= EXERCISE BRIEF =
Isolate every line in the records below with "through" in it.

>> begin DATA FOR PROCESSING

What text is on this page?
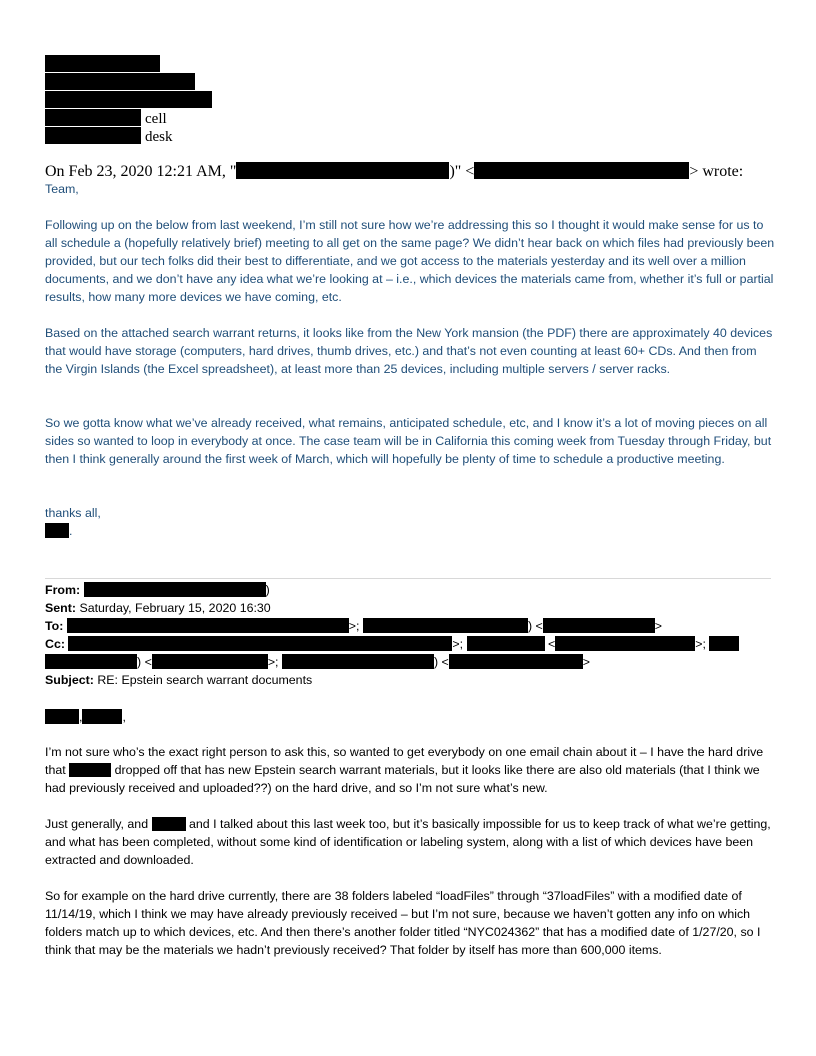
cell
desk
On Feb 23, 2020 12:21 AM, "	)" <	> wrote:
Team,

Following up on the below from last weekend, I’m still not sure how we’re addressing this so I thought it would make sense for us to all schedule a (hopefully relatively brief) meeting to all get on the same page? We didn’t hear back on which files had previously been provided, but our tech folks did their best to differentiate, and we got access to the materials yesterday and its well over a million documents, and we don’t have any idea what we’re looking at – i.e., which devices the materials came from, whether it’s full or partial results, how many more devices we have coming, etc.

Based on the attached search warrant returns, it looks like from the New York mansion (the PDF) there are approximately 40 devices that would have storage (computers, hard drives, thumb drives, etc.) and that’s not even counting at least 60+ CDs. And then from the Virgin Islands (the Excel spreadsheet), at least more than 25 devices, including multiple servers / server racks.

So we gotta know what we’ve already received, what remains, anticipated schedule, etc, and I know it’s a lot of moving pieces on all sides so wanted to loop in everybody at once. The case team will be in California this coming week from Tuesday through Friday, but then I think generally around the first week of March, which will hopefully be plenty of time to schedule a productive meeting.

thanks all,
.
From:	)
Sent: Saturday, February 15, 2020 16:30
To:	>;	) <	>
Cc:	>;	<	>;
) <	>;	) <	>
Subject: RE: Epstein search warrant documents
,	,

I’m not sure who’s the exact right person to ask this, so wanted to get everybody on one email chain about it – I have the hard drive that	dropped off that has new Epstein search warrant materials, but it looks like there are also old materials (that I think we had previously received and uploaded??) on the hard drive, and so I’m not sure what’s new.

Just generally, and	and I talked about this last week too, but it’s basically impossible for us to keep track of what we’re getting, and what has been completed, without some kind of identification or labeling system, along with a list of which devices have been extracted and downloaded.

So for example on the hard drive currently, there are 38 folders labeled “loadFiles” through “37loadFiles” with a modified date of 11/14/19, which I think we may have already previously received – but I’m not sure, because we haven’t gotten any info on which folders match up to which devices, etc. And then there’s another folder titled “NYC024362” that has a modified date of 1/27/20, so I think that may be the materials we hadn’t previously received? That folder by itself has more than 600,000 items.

>> end DATA FOR PROCESSING
>> begin DATA FOR PROCESSING

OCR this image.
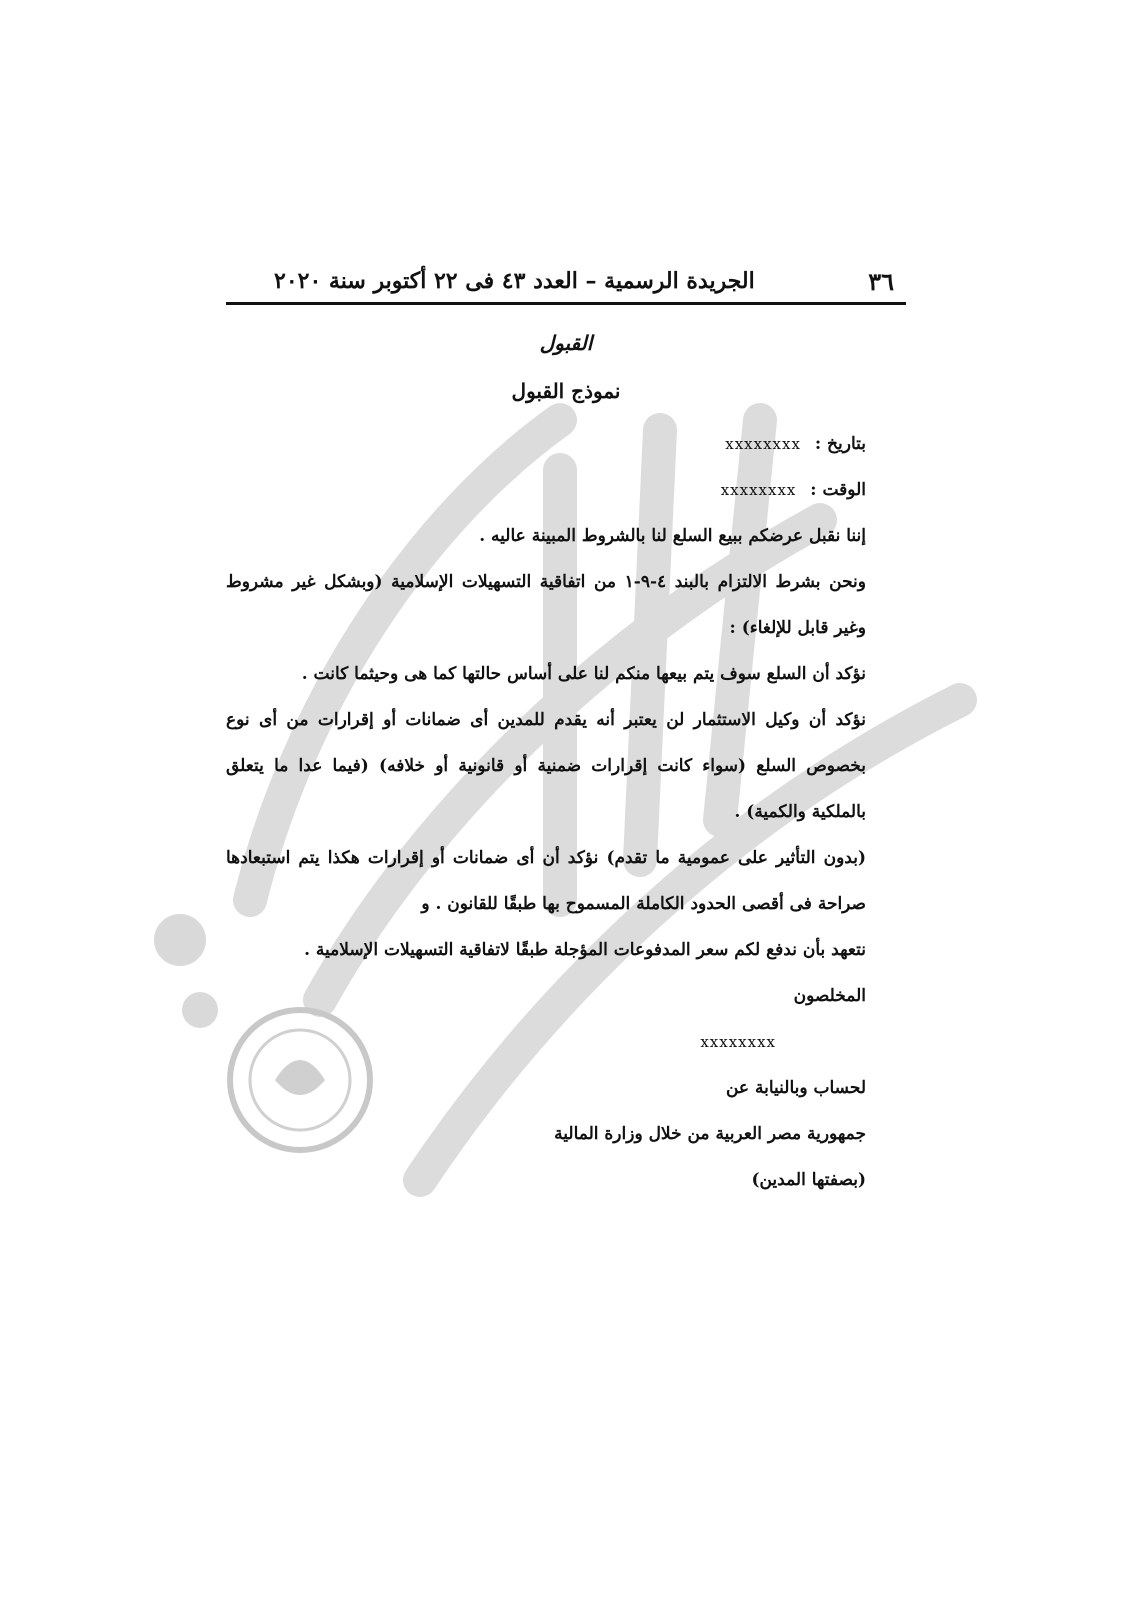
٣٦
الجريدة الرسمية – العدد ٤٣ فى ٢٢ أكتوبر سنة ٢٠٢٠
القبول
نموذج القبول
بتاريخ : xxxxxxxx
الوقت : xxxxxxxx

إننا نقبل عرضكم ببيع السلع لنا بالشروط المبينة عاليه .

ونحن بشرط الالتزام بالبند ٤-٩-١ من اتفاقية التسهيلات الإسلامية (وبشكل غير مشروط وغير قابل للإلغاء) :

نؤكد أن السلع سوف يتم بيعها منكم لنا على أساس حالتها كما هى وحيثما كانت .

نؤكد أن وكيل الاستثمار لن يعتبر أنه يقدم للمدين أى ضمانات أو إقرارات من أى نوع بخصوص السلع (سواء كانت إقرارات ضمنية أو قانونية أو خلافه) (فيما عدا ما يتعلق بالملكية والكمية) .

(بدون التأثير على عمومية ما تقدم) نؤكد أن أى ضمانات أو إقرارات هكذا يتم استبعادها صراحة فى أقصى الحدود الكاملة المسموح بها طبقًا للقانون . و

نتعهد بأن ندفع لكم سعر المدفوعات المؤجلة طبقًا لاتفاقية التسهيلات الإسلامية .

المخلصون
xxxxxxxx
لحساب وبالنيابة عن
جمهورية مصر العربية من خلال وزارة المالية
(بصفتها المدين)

>> end DATA FOR PROCESSING

= ANSWER IN FULL =
So we gotta know what we’ve already received, what remains, anticipated schedule, etc, and I know it’s a lot of moving pieces on all sides so wanted to loop in everybody at once. The case team will be in California this coming week from Tuesday through Friday, but then I think generally around the first week of March, which will hopefully be plenty of time to schedule a productive meeting.
So for example on the hard drive currently, there are 38 folders labeled “loadFiles” through “37loadFiles” with a modified date of 11/14/19, which I think we may have already previously received – but I’m not sure, because we haven’t gotten any info on which folders match up to which devices, etc. And then there’s another folder titled “NYC024362” that has a modified date of 1/27/20, so I think that may be the materials we hadn’t previously received? That folder by itself has more than 600,000 items.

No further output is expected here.